• **TASK OBJECTIVE**: Transcribe the records that follow in their entirety, omitting any pictures.

• **RECORDS SHOWN**:

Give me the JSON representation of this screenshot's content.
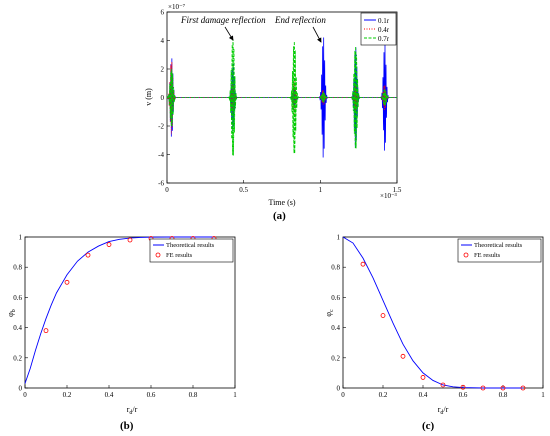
{
  "panel_labels": {
    "a": "(a)",
    "b": "(b)",
    "c": "(c)"
  },
  "chart_data": [
    {
      "type": "line",
      "panel": "(a)",
      "xlabel": "Time (s)",
      "ylabel": "v (m)",
      "x_multiplier": "×10⁻³",
      "y_multiplier": "×10⁻⁷",
      "xlim": [
        0,
        1.5
      ],
      "ylim": [
        -6,
        6
      ],
      "xticks": [
        0,
        0.5,
        1,
        1.5
      ],
      "xtick_labels": [
        "0",
        "0.5",
        "1",
        "1.5"
      ],
      "yticks": [
        -6,
        -4,
        -2,
        0,
        2,
        4,
        6
      ],
      "ytick_labels": [
        "-6",
        "-4",
        "-2",
        "0",
        "2",
        "4",
        "6"
      ],
      "legend": {
        "placement": "top-right"
      },
      "annotations": [
        "First damage reflection",
        "End reflection"
      ],
      "series": [
        {
          "name": "0.1r",
          "color": "#0000ff",
          "dash": "solid",
          "packets": [
            {
              "t": 0.03,
              "amp": 2.8
            },
            {
              "t": 0.43,
              "amp": 2.4
            },
            {
              "t": 0.83,
              "amp": 0.8
            },
            {
              "t": 1.02,
              "amp": 4.3
            },
            {
              "t": 1.23,
              "amp": 3.6
            },
            {
              "t": 1.42,
              "amp": 3.8
            }
          ]
        },
        {
          "name": "0.4r",
          "color": "#ff0000",
          "dash": "dotted",
          "packets": [
            {
              "t": 0.03,
              "amp": 2.8
            },
            {
              "t": 0.43,
              "amp": 1.2
            },
            {
              "t": 0.83,
              "amp": 1.4
            },
            {
              "t": 1.02,
              "amp": 0.6
            },
            {
              "t": 1.23,
              "amp": 1.0
            },
            {
              "t": 1.42,
              "amp": 1.0
            }
          ]
        },
        {
          "name": "0.7r",
          "color": "#00cc00",
          "dash": "dashed",
          "packets": [
            {
              "t": 0.03,
              "amp": 2.8
            },
            {
              "t": 0.43,
              "amp": 5.7
            },
            {
              "t": 0.83,
              "amp": 5.5
            },
            {
              "t": 1.02,
              "amp": 0.5
            },
            {
              "t": 1.23,
              "amp": 5.0
            },
            {
              "t": 1.42,
              "amp": 0.8
            }
          ]
        }
      ]
    },
    {
      "type": "line",
      "panel": "(b)",
      "xlabel": "r_d/r",
      "ylabel": "φ_b",
      "xlim": [
        0,
        1
      ],
      "ylim": [
        0,
        1
      ],
      "xticks": [
        0,
        0.2,
        0.4,
        0.6,
        0.8,
        1
      ],
      "xtick_labels": [
        "0",
        "0.2",
        "0.4",
        "0.6",
        "0.8",
        "1"
      ],
      "yticks": [
        0,
        0.2,
        0.4,
        0.6,
        0.8,
        1
      ],
      "ytick_labels": [
        "0",
        "0.2",
        "0.4",
        "0.6",
        "0.8",
        "1"
      ],
      "legend": {
        "placement": "top-right"
      },
      "series": [
        {
          "name": "Theoretical results",
          "color": "#0000ff",
          "style": "line",
          "x": [
            0,
            0.025,
            0.05,
            0.075,
            0.1,
            0.125,
            0.15,
            0.175,
            0.2,
            0.25,
            0.3,
            0.35,
            0.4,
            0.45,
            0.5,
            0.55,
            0.6,
            0.7,
            0.8,
            0.9
          ],
          "y": [
            0.03,
            0.13,
            0.25,
            0.36,
            0.46,
            0.55,
            0.63,
            0.69,
            0.75,
            0.84,
            0.9,
            0.94,
            0.97,
            0.985,
            0.993,
            0.997,
            0.999,
            1.0,
            1.0,
            1.0
          ]
        },
        {
          "name": "FE results",
          "color": "#ff0000",
          "style": "markers",
          "x": [
            0.1,
            0.2,
            0.3,
            0.4,
            0.5,
            0.6,
            0.7,
            0.8,
            0.9
          ],
          "y": [
            0.38,
            0.7,
            0.88,
            0.95,
            0.98,
            0.99,
            0.99,
            0.99,
            0.99
          ]
        }
      ]
    },
    {
      "type": "line",
      "panel": "(c)",
      "xlabel": "r_d/r",
      "ylabel": "φ_c",
      "xlim": [
        0,
        1
      ],
      "ylim": [
        0,
        1
      ],
      "xticks": [
        0,
        0.2,
        0.4,
        0.6,
        0.8,
        1
      ],
      "xtick_labels": [
        "0",
        "0.2",
        "0.4",
        "0.6",
        "0.8",
        "1"
      ],
      "yticks": [
        0,
        0.2,
        0.4,
        0.6,
        0.8,
        1
      ],
      "ytick_labels": [
        "0",
        "0.2",
        "0.4",
        "0.6",
        "0.8",
        "1"
      ],
      "legend": {
        "placement": "top-right"
      },
      "series": [
        {
          "name": "Theoretical results",
          "color": "#0000ff",
          "style": "line",
          "x": [
            0,
            0.05,
            0.1,
            0.15,
            0.2,
            0.25,
            0.3,
            0.35,
            0.4,
            0.45,
            0.5,
            0.55,
            0.6,
            0.7,
            0.8,
            0.9
          ],
          "y": [
            1.0,
            0.96,
            0.86,
            0.73,
            0.58,
            0.43,
            0.29,
            0.18,
            0.1,
            0.05,
            0.02,
            0.008,
            0.003,
            0.0,
            0.0,
            0.0
          ]
        },
        {
          "name": "FE results",
          "color": "#ff0000",
          "style": "markers",
          "x": [
            0.1,
            0.2,
            0.3,
            0.4,
            0.5,
            0.6,
            0.7,
            0.8,
            0.9
          ],
          "y": [
            0.82,
            0.48,
            0.21,
            0.07,
            0.02,
            0.005,
            0.0,
            0.0,
            0.0
          ]
        }
      ]
    }
  ]
}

• **ANSWER TO THIS EXERCISE**:
Give me the JSON representation of this screenshot's content.
{
  "panel_labels": {
    "a": "(a)",
    "b": "(b)",
    "c": "(c)"
  },
  "chart_data": [
    {
      "type": "line",
      "panel": "(a)",
      "xlabel": "Time (s)",
      "ylabel": "v (m)",
      "x_multiplier": "×10⁻³",
      "y_multiplier": "×10⁻⁷",
      "xlim": [
        0,
        1.5
      ],
      "ylim": [
        -6,
        6
      ],
      "xticks": [
        0,
        0.5,
        1,
        1.5
      ],
      "xtick_labels": [
        "0",
        "0.5",
        "1",
        "1.5"
      ],
      "yticks": [
        -6,
        -4,
        -2,
        0,
        2,
        4,
        6
      ],
      "ytick_labels": [
        "-6",
        "-4",
        "-2",
        "0",
        "2",
        "4",
        "6"
      ],
      "legend": {
        "placement": "top-right"
      },
      "annotations": [
        "First damage reflection",
        "End reflection"
      ],
      "series": [
        {
          "name": "0.1r",
          "color": "#0000ff",
          "dash": "solid",
          "packets": [
            {
              "t": 0.03,
              "amp": 2.8
            },
            {
              "t": 0.43,
              "amp": 2.4
            },
            {
              "t": 0.83,
              "amp": 0.8
            },
            {
              "t": 1.02,
              "amp": 4.3
            },
            {
              "t": 1.23,
              "amp": 3.6
            },
            {
              "t": 1.42,
              "amp": 3.8
            }
          ]
        },
        {
          "name": "0.4r",
          "color": "#ff0000",
          "dash": "dotted",
          "packets": [
            {
              "t": 0.03,
              "amp": 2.8
            },
            {
              "t": 0.43,
              "amp": 1.2
            },
            {
              "t": 0.83,
              "amp": 1.4
            },
            {
              "t": 1.02,
              "amp": 0.6
            },
            {
              "t": 1.23,
              "amp": 1.0
            },
            {
              "t": 1.42,
              "amp": 1.0
            }
          ]
        },
        {
          "name": "0.7r",
          "color": "#00cc00",
          "dash": "dashed",
          "packets": [
            {
              "t": 0.03,
              "amp": 2.8
            },
            {
              "t": 0.43,
              "amp": 5.7
            },
            {
              "t": 0.83,
              "amp": 5.5
            },
            {
              "t": 1.02,
              "amp": 0.5
            },
            {
              "t": 1.23,
              "amp": 5.0
            },
            {
              "t": 1.42,
              "amp": 0.8
            }
          ]
        }
      ]
    },
    {
      "type": "line",
      "panel": "(b)",
      "xlabel": "r_d/r",
      "ylabel": "φ_b",
      "xlim": [
        0,
        1
      ],
      "ylim": [
        0,
        1
      ],
      "xticks": [
        0,
        0.2,
        0.4,
        0.6,
        0.8,
        1
      ],
      "xtick_labels": [
        "0",
        "0.2",
        "0.4",
        "0.6",
        "0.8",
        "1"
      ],
      "yticks": [
        0,
        0.2,
        0.4,
        0.6,
        0.8,
        1
      ],
      "ytick_labels": [
        "0",
        "0.2",
        "0.4",
        "0.6",
        "0.8",
        "1"
      ],
      "legend": {
        "placement": "top-right"
      },
      "series": [
        {
          "name": "Theoretical results",
          "color": "#0000ff",
          "style": "line",
          "x": [
            0,
            0.025,
            0.05,
            0.075,
            0.1,
            0.125,
            0.15,
            0.175,
            0.2,
            0.25,
            0.3,
            0.35,
            0.4,
            0.45,
            0.5,
            0.55,
            0.6,
            0.7,
            0.8,
            0.9
          ],
          "y": [
            0.03,
            0.13,
            0.25,
            0.36,
            0.46,
            0.55,
            0.63,
            0.69,
            0.75,
            0.84,
            0.9,
            0.94,
            0.97,
            0.985,
            0.993,
            0.997,
            0.999,
            1.0,
            1.0,
            1.0
          ]
        },
        {
          "name": "FE results",
          "color": "#ff0000",
          "style": "markers",
          "x": [
            0.1,
            0.2,
            0.3,
            0.4,
            0.5,
            0.6,
            0.7,
            0.8,
            0.9
          ],
          "y": [
            0.38,
            0.7,
            0.88,
            0.95,
            0.98,
            0.99,
            0.99,
            0.99,
            0.99
          ]
        }
      ]
    },
    {
      "type": "line",
      "panel": "(c)",
      "xlabel": "r_d/r",
      "ylabel": "φ_c",
      "xlim": [
        0,
        1
      ],
      "ylim": [
        0,
        1
      ],
      "xticks": [
        0,
        0.2,
        0.4,
        0.6,
        0.8,
        1
      ],
      "xtick_labels": [
        "0",
        "0.2",
        "0.4",
        "0.6",
        "0.8",
        "1"
      ],
      "yticks": [
        0,
        0.2,
        0.4,
        0.6,
        0.8,
        1
      ],
      "ytick_labels": [
        "0",
        "0.2",
        "0.4",
        "0.6",
        "0.8",
        "1"
      ],
      "legend": {
        "placement": "top-right"
      },
      "series": [
        {
          "name": "Theoretical results",
          "color": "#0000ff",
          "style": "line",
          "x": [
            0,
            0.05,
            0.1,
            0.15,
            0.2,
            0.25,
            0.3,
            0.35,
            0.4,
            0.45,
            0.5,
            0.55,
            0.6,
            0.7,
            0.8,
            0.9
          ],
          "y": [
            1.0,
            0.96,
            0.86,
            0.73,
            0.58,
            0.43,
            0.29,
            0.18,
            0.1,
            0.05,
            0.02,
            0.008,
            0.003,
            0.0,
            0.0,
            0.0
          ]
        },
        {
          "name": "FE results",
          "color": "#ff0000",
          "style": "markers",
          "x": [
            0.1,
            0.2,
            0.3,
            0.4,
            0.5,
            0.6,
            0.7,
            0.8,
            0.9
          ],
          "y": [
            0.82,
            0.48,
            0.21,
            0.07,
            0.02,
            0.005,
            0.0,
            0.0,
            0.0
          ]
        }
      ]
    }
  ]
}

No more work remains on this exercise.